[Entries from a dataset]
+--

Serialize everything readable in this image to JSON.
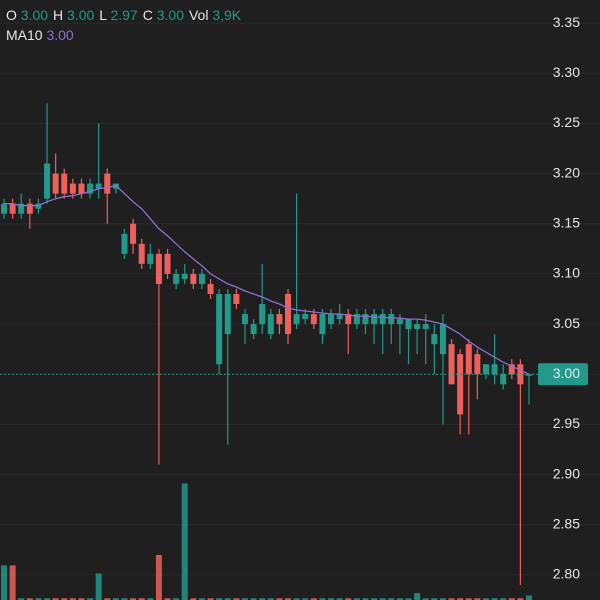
{
  "chart_data": {
    "type": "candlestick",
    "header": [
      {
        "label": "O",
        "value": "3.00"
      },
      {
        "label": "H",
        "value": "3.00"
      },
      {
        "label": "L",
        "value": "2.97"
      },
      {
        "label": "C",
        "value": "3.00"
      },
      {
        "label": "Vol",
        "value": "3,9K"
      }
    ],
    "ma_header": {
      "label": "MA10",
      "value": "3.00"
    },
    "open": [
      3.16,
      3.17,
      3.16,
      3.17,
      3.165,
      3.175,
      3.2,
      3.2,
      3.19,
      3.19,
      3.18,
      3.185,
      3.2,
      3.185,
      3.12,
      3.15,
      3.13,
      3.11,
      3.12,
      3.12,
      3.09,
      3.095,
      3.1,
      3.09,
      3.09,
      3.01,
      3.04,
      3.08,
      3.05,
      3.04,
      3.05,
      3.04,
      3.06,
      3.08,
      3.05,
      3.055,
      3.06,
      3.04,
      3.05,
      3.055,
      3.06,
      3.05,
      3.05,
      3.05,
      3.05,
      3.05,
      3.05,
      3.045,
      3.045,
      3.045,
      3.03,
      3.02,
      3.03,
      3.02,
      3.03,
      3.02,
      3.0,
      3.0,
      2.99,
      3.01,
      3.01,
      3.0
    ],
    "high": [
      3.175,
      3.175,
      3.18,
      3.175,
      3.175,
      3.27,
      3.22,
      3.205,
      3.195,
      3.195,
      3.195,
      3.25,
      3.205,
      3.19,
      3.145,
      3.155,
      3.135,
      3.13,
      3.125,
      3.125,
      3.105,
      3.11,
      3.105,
      3.105,
      3.095,
      3.085,
      3.085,
      3.085,
      3.065,
      3.055,
      3.11,
      3.065,
      3.065,
      3.085,
      3.18,
      3.065,
      3.065,
      3.065,
      3.065,
      3.07,
      3.065,
      3.065,
      3.065,
      3.065,
      3.065,
      3.065,
      3.06,
      3.055,
      3.055,
      3.06,
      3.05,
      3.06,
      3.035,
      3.025,
      3.035,
      3.025,
      3.01,
      3.04,
      3.01,
      3.015,
      3.015,
      3.0
    ],
    "low": [
      3.155,
      3.155,
      3.155,
      3.145,
      3.16,
      3.17,
      3.175,
      3.175,
      3.175,
      3.175,
      3.175,
      3.175,
      3.15,
      3.18,
      3.115,
      3.12,
      3.105,
      3.105,
      2.91,
      3.095,
      3.085,
      3.09,
      3.085,
      3.085,
      3.075,
      3.0,
      2.93,
      3.065,
      3.03,
      3.035,
      3.04,
      3.035,
      3.04,
      3.03,
      3.045,
      3.05,
      3.045,
      3.03,
      3.045,
      3.05,
      3.02,
      3.045,
      3.04,
      3.03,
      3.02,
      3.03,
      3.02,
      3.01,
      3.02,
      3.01,
      3.0,
      2.95,
      2.99,
      2.94,
      2.94,
      2.975,
      2.995,
      2.99,
      2.985,
      2.995,
      2.79,
      2.97
    ],
    "close": [
      3.17,
      3.16,
      3.17,
      3.16,
      3.17,
      3.21,
      3.18,
      3.18,
      3.18,
      3.18,
      3.19,
      3.19,
      3.18,
      3.19,
      3.14,
      3.13,
      3.11,
      3.12,
      3.09,
      3.1,
      3.1,
      3.1,
      3.09,
      3.1,
      3.08,
      3.08,
      3.08,
      3.07,
      3.06,
      3.05,
      3.07,
      3.06,
      3.05,
      3.04,
      3.06,
      3.06,
      3.05,
      3.06,
      3.06,
      3.06,
      3.05,
      3.06,
      3.06,
      3.06,
      3.06,
      3.06,
      3.055,
      3.055,
      3.05,
      3.05,
      3.04,
      3.05,
      2.99,
      2.96,
      3.0,
      3.0,
      3.01,
      3.01,
      3.0,
      3.0,
      2.99,
      3.0
    ],
    "volume": [
      30000,
      30000,
      1500,
      1500,
      1500,
      1500,
      1500,
      1500,
      1500,
      1500,
      1500,
      23000,
      1500,
      1500,
      1500,
      1500,
      1500,
      1500,
      39000,
      1500,
      1500,
      101000,
      1500,
      1500,
      1500,
      1500,
      1500,
      1500,
      1500,
      1500,
      1500,
      1500,
      1500,
      1500,
      1500,
      1500,
      1500,
      1500,
      1500,
      1500,
      1500,
      1500,
      1500,
      1500,
      1500,
      1500,
      1500,
      1500,
      6000,
      1500,
      1500,
      1500,
      1500,
      1500,
      1500,
      1500,
      1500,
      1500,
      1500,
      1500,
      1500,
      3900
    ],
    "ma10": [
      3.17,
      3.17,
      3.168,
      3.168,
      3.168,
      3.172,
      3.175,
      3.177,
      3.178,
      3.18,
      3.182,
      3.185,
      3.186,
      3.188,
      3.18,
      3.172,
      3.165,
      3.155,
      3.145,
      3.138,
      3.13,
      3.122,
      3.115,
      3.108,
      3.1,
      3.095,
      3.09,
      3.087,
      3.083,
      3.08,
      3.077,
      3.073,
      3.07,
      3.066,
      3.064,
      3.063,
      3.062,
      3.061,
      3.06,
      3.06,
      3.059,
      3.058,
      3.058,
      3.057,
      3.057,
      3.056,
      3.056,
      3.055,
      3.055,
      3.054,
      3.052,
      3.05,
      3.045,
      3.04,
      3.033,
      3.027,
      3.022,
      3.017,
      3.012,
      3.008,
      3.004,
      3.0
    ],
    "last_price": {
      "value": 3,
      "label": "3.00"
    },
    "ylim": [
      2.775,
      3.373
    ],
    "yticks": [
      {
        "value": 3.35,
        "label": "3.35"
      },
      {
        "value": 3.3,
        "label": "3.30"
      },
      {
        "value": 3.25,
        "label": "3.25"
      },
      {
        "value": 3.2,
        "label": "3.20"
      },
      {
        "value": 3.15,
        "label": "3.15"
      },
      {
        "value": 3.1,
        "label": "3.10"
      },
      {
        "value": 3.05,
        "label": "3.05"
      },
      {
        "value": 3.0,
        "label": "3.00"
      },
      {
        "value": 2.95,
        "label": "2.95"
      },
      {
        "value": 2.9,
        "label": "2.90"
      },
      {
        "value": 2.85,
        "label": "2.85"
      },
      {
        "value": 2.8,
        "label": "2.80"
      }
    ],
    "vlim": [
      0,
      130000
    ],
    "grid": true,
    "up_color": "#22998a",
    "down_color": "#ef5f5c",
    "ma_color": "#8e6fd0"
  }
}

+--

EXERCISE DIRECTIONS -
Using the material above, return every line exactly as it appears, minus the pictures.

RESULT FOR THIS TASK -
Serialize everything readable in this image to JSON.
{
  "chart_data": {
    "type": "candlestick",
    "header": [
      {
        "label": "O",
        "value": "3.00"
      },
      {
        "label": "H",
        "value": "3.00"
      },
      {
        "label": "L",
        "value": "2.97"
      },
      {
        "label": "C",
        "value": "3.00"
      },
      {
        "label": "Vol",
        "value": "3,9K"
      }
    ],
    "ma_header": {
      "label": "MA10",
      "value": "3.00"
    },
    "open": [
      3.16,
      3.17,
      3.16,
      3.17,
      3.165,
      3.175,
      3.2,
      3.2,
      3.19,
      3.19,
      3.18,
      3.185,
      3.2,
      3.185,
      3.12,
      3.15,
      3.13,
      3.11,
      3.12,
      3.12,
      3.09,
      3.095,
      3.1,
      3.09,
      3.09,
      3.01,
      3.04,
      3.08,
      3.05,
      3.04,
      3.05,
      3.04,
      3.06,
      3.08,
      3.05,
      3.055,
      3.06,
      3.04,
      3.05,
      3.055,
      3.06,
      3.05,
      3.05,
      3.05,
      3.05,
      3.05,
      3.05,
      3.045,
      3.045,
      3.045,
      3.03,
      3.02,
      3.03,
      3.02,
      3.03,
      3.02,
      3.0,
      3.0,
      2.99,
      3.01,
      3.01,
      3.0
    ],
    "high": [
      3.175,
      3.175,
      3.18,
      3.175,
      3.175,
      3.27,
      3.22,
      3.205,
      3.195,
      3.195,
      3.195,
      3.25,
      3.205,
      3.19,
      3.145,
      3.155,
      3.135,
      3.13,
      3.125,
      3.125,
      3.105,
      3.11,
      3.105,
      3.105,
      3.095,
      3.085,
      3.085,
      3.085,
      3.065,
      3.055,
      3.11,
      3.065,
      3.065,
      3.085,
      3.18,
      3.065,
      3.065,
      3.065,
      3.065,
      3.07,
      3.065,
      3.065,
      3.065,
      3.065,
      3.065,
      3.065,
      3.06,
      3.055,
      3.055,
      3.06,
      3.05,
      3.06,
      3.035,
      3.025,
      3.035,
      3.025,
      3.01,
      3.04,
      3.01,
      3.015,
      3.015,
      3.0
    ],
    "low": [
      3.155,
      3.155,
      3.155,
      3.145,
      3.16,
      3.17,
      3.175,
      3.175,
      3.175,
      3.175,
      3.175,
      3.175,
      3.15,
      3.18,
      3.115,
      3.12,
      3.105,
      3.105,
      2.91,
      3.095,
      3.085,
      3.09,
      3.085,
      3.085,
      3.075,
      3.0,
      2.93,
      3.065,
      3.03,
      3.035,
      3.04,
      3.035,
      3.04,
      3.03,
      3.045,
      3.05,
      3.045,
      3.03,
      3.045,
      3.05,
      3.02,
      3.045,
      3.04,
      3.03,
      3.02,
      3.03,
      3.02,
      3.01,
      3.02,
      3.01,
      3.0,
      2.95,
      2.99,
      2.94,
      2.94,
      2.975,
      2.995,
      2.99,
      2.985,
      2.995,
      2.79,
      2.97
    ],
    "close": [
      3.17,
      3.16,
      3.17,
      3.16,
      3.17,
      3.21,
      3.18,
      3.18,
      3.18,
      3.18,
      3.19,
      3.19,
      3.18,
      3.19,
      3.14,
      3.13,
      3.11,
      3.12,
      3.09,
      3.1,
      3.1,
      3.1,
      3.09,
      3.1,
      3.08,
      3.08,
      3.08,
      3.07,
      3.06,
      3.05,
      3.07,
      3.06,
      3.05,
      3.04,
      3.06,
      3.06,
      3.05,
      3.06,
      3.06,
      3.06,
      3.05,
      3.06,
      3.06,
      3.06,
      3.06,
      3.06,
      3.055,
      3.055,
      3.05,
      3.05,
      3.04,
      3.05,
      2.99,
      2.96,
      3.0,
      3.0,
      3.01,
      3.01,
      3.0,
      3.0,
      2.99,
      3.0
    ],
    "volume": [
      30000,
      30000,
      1500,
      1500,
      1500,
      1500,
      1500,
      1500,
      1500,
      1500,
      1500,
      23000,
      1500,
      1500,
      1500,
      1500,
      1500,
      1500,
      39000,
      1500,
      1500,
      101000,
      1500,
      1500,
      1500,
      1500,
      1500,
      1500,
      1500,
      1500,
      1500,
      1500,
      1500,
      1500,
      1500,
      1500,
      1500,
      1500,
      1500,
      1500,
      1500,
      1500,
      1500,
      1500,
      1500,
      1500,
      1500,
      1500,
      6000,
      1500,
      1500,
      1500,
      1500,
      1500,
      1500,
      1500,
      1500,
      1500,
      1500,
      1500,
      1500,
      3900
    ],
    "ma10": [
      3.17,
      3.17,
      3.168,
      3.168,
      3.168,
      3.172,
      3.175,
      3.177,
      3.178,
      3.18,
      3.182,
      3.185,
      3.186,
      3.188,
      3.18,
      3.172,
      3.165,
      3.155,
      3.145,
      3.138,
      3.13,
      3.122,
      3.115,
      3.108,
      3.1,
      3.095,
      3.09,
      3.087,
      3.083,
      3.08,
      3.077,
      3.073,
      3.07,
      3.066,
      3.064,
      3.063,
      3.062,
      3.061,
      3.06,
      3.06,
      3.059,
      3.058,
      3.058,
      3.057,
      3.057,
      3.056,
      3.056,
      3.055,
      3.055,
      3.054,
      3.052,
      3.05,
      3.045,
      3.04,
      3.033,
      3.027,
      3.022,
      3.017,
      3.012,
      3.008,
      3.004,
      3.0
    ],
    "last_price": {
      "value": 3,
      "label": "3.00"
    },
    "ylim": [
      2.775,
      3.373
    ],
    "yticks": [
      {
        "value": 3.35,
        "label": "3.35"
      },
      {
        "value": 3.3,
        "label": "3.30"
      },
      {
        "value": 3.25,
        "label": "3.25"
      },
      {
        "value": 3.2,
        "label": "3.20"
      },
      {
        "value": 3.15,
        "label": "3.15"
      },
      {
        "value": 3.1,
        "label": "3.10"
      },
      {
        "value": 3.05,
        "label": "3.05"
      },
      {
        "value": 3.0,
        "label": "3.00"
      },
      {
        "value": 2.95,
        "label": "2.95"
      },
      {
        "value": 2.9,
        "label": "2.90"
      },
      {
        "value": 2.85,
        "label": "2.85"
      },
      {
        "value": 2.8,
        "label": "2.80"
      }
    ],
    "vlim": [
      0,
      130000
    ],
    "grid": true,
    "up_color": "#22998a",
    "down_color": "#ef5f5c",
    "ma_color": "#8e6fd0"
  }
}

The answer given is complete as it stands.